### YOUR GOAL
Go through the listing and pick out each line with the word "группы" in it.

###

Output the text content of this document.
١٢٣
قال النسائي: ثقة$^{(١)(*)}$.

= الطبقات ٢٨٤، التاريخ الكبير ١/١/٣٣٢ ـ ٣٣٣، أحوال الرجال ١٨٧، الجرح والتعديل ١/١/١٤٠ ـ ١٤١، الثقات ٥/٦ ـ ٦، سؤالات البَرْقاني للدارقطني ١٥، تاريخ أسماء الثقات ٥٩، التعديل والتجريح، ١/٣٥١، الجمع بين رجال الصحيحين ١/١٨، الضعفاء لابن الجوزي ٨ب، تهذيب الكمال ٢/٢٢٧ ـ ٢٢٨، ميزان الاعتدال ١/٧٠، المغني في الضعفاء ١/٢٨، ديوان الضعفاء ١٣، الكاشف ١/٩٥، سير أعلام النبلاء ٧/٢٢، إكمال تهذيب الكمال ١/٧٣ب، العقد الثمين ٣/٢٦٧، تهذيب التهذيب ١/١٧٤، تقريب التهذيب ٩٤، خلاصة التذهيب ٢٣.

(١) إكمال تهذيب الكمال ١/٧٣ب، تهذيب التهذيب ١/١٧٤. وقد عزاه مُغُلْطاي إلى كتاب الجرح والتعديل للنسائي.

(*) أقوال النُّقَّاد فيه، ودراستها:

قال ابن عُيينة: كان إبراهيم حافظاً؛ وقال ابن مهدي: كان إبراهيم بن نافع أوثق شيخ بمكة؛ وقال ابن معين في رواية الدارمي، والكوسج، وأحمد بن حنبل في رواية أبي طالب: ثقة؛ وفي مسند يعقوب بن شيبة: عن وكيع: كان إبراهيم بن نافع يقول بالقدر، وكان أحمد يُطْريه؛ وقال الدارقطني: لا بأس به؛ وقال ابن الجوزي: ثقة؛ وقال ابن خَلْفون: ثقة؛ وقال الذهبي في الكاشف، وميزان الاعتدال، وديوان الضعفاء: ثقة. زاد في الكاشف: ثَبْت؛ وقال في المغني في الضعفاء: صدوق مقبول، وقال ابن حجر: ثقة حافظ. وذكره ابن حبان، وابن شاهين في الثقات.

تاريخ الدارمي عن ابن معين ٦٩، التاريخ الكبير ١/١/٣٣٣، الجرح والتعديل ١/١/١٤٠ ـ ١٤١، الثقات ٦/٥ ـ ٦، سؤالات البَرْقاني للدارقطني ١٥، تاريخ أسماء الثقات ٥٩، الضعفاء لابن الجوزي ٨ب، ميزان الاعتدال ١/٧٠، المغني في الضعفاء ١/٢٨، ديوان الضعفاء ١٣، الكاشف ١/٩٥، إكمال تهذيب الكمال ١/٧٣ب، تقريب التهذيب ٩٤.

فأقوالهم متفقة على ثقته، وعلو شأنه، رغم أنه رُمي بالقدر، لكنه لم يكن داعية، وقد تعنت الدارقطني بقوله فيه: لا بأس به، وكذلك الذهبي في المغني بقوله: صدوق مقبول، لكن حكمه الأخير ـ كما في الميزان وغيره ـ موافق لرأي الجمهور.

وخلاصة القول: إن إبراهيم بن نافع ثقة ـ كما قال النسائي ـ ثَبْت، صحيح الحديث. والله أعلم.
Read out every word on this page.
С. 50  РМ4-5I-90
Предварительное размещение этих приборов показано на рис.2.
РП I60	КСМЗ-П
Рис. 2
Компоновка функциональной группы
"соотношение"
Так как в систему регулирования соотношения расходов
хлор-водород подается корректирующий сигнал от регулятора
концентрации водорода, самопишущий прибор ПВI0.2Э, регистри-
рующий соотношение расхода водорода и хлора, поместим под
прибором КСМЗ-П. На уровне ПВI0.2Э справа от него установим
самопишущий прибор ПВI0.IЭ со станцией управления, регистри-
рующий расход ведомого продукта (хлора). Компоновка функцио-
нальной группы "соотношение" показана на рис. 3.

###

### SOLUTION
Компоновка функциональной группы
нальной группы "соотношение" показана на рис. 3.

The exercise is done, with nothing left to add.